■ **PROBLEM DESCRIPTION**:
Copy out every line in which the string "color" occurs.

========================================

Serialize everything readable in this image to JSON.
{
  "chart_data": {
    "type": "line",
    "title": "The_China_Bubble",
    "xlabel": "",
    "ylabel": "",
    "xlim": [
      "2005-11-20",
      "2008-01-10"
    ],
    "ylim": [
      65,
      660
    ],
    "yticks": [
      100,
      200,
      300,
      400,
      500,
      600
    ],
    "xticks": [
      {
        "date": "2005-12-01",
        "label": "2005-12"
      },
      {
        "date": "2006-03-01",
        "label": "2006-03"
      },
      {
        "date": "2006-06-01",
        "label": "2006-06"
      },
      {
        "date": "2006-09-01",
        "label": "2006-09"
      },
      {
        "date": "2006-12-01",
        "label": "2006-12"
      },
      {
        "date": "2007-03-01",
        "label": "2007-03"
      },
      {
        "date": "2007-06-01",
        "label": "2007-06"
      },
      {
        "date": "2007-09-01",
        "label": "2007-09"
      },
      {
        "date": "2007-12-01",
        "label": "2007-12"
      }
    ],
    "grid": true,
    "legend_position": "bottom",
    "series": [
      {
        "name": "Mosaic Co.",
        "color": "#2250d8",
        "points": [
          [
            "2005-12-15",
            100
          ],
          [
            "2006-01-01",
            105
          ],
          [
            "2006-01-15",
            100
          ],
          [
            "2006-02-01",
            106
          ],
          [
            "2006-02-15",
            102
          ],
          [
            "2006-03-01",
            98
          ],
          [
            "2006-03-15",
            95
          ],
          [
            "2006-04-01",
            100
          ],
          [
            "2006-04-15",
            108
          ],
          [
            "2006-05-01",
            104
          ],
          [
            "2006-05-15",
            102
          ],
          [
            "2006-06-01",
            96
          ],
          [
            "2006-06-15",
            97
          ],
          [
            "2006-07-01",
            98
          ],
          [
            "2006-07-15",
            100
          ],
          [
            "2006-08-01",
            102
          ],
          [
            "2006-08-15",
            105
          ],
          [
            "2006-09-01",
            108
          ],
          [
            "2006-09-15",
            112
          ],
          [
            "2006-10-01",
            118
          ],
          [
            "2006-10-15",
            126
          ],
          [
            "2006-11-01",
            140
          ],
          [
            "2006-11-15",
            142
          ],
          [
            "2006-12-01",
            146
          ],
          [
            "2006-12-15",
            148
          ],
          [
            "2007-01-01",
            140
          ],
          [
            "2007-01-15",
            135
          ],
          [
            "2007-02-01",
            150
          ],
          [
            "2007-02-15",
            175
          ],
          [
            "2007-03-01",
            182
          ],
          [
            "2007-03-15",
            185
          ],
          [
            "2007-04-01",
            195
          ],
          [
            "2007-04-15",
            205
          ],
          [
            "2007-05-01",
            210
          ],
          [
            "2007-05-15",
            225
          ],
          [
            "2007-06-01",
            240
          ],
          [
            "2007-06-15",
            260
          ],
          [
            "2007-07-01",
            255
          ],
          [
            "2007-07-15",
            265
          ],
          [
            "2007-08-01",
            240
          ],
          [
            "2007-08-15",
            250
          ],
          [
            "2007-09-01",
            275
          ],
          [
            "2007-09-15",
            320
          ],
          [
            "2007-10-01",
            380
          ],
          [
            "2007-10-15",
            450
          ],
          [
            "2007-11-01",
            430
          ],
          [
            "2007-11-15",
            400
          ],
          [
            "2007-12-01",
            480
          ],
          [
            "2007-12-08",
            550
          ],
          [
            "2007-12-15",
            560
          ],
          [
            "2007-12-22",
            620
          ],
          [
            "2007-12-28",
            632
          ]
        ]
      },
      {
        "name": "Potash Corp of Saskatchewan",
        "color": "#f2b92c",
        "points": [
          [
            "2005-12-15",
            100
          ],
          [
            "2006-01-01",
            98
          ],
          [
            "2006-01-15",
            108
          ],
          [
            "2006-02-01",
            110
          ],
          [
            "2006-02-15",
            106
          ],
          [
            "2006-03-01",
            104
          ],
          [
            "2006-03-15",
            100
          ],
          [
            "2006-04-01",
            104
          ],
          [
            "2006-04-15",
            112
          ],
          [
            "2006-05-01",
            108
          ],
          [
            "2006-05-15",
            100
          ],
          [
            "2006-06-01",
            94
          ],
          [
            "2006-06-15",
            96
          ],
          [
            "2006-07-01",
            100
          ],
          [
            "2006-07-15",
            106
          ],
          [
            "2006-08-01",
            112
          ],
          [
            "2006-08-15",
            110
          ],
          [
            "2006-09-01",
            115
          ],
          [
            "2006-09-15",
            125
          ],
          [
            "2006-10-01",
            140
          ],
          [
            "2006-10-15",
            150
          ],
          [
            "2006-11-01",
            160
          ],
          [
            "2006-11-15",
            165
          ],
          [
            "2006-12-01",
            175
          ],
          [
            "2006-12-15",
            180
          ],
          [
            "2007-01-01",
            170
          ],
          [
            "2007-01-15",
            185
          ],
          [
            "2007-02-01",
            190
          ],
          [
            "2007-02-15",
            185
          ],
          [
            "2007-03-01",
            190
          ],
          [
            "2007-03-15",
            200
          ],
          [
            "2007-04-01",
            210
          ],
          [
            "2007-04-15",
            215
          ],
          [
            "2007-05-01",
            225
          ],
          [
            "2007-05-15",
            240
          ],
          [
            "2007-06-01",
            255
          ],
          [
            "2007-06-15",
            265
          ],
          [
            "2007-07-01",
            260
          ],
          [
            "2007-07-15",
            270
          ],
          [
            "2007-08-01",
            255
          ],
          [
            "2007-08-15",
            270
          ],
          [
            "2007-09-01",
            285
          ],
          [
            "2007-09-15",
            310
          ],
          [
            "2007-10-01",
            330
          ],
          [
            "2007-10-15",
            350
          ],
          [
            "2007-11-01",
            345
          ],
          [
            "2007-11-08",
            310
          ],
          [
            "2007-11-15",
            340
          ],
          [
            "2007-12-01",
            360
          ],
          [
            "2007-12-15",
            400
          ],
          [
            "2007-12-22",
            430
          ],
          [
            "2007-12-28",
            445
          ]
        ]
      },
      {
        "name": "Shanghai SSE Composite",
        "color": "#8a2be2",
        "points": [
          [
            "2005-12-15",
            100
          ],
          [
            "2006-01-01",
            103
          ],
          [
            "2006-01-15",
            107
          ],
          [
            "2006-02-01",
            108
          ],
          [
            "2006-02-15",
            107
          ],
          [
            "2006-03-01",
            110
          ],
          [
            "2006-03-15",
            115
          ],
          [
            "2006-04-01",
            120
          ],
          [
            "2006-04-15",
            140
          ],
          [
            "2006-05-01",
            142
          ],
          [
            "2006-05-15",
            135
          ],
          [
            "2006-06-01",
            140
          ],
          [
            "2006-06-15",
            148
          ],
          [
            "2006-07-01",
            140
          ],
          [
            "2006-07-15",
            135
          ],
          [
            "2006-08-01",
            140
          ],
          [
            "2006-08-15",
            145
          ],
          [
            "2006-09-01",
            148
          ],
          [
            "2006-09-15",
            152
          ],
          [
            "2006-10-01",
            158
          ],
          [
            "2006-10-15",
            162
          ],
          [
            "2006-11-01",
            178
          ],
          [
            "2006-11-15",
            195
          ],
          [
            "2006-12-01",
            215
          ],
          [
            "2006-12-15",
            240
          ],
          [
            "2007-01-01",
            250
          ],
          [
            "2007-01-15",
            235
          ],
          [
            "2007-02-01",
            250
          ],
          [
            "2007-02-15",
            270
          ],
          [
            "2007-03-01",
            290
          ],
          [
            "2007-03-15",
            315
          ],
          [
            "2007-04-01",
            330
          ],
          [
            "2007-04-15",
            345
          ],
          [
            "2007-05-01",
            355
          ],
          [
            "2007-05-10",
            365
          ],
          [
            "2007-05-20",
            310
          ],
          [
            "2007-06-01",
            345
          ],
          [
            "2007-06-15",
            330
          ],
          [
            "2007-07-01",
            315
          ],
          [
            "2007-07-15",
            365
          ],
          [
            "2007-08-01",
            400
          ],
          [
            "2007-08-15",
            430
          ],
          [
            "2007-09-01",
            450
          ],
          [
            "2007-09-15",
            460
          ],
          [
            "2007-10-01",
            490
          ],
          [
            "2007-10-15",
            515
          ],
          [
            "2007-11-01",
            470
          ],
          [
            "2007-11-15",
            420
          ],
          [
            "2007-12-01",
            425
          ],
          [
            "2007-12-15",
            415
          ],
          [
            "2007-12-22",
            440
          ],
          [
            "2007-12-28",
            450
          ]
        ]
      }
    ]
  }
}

========================================

■ **COMPLETED EXERCISE**:
        "color": "#2250d8",
        "color": "#f2b92c",
        "color": "#8a2be2",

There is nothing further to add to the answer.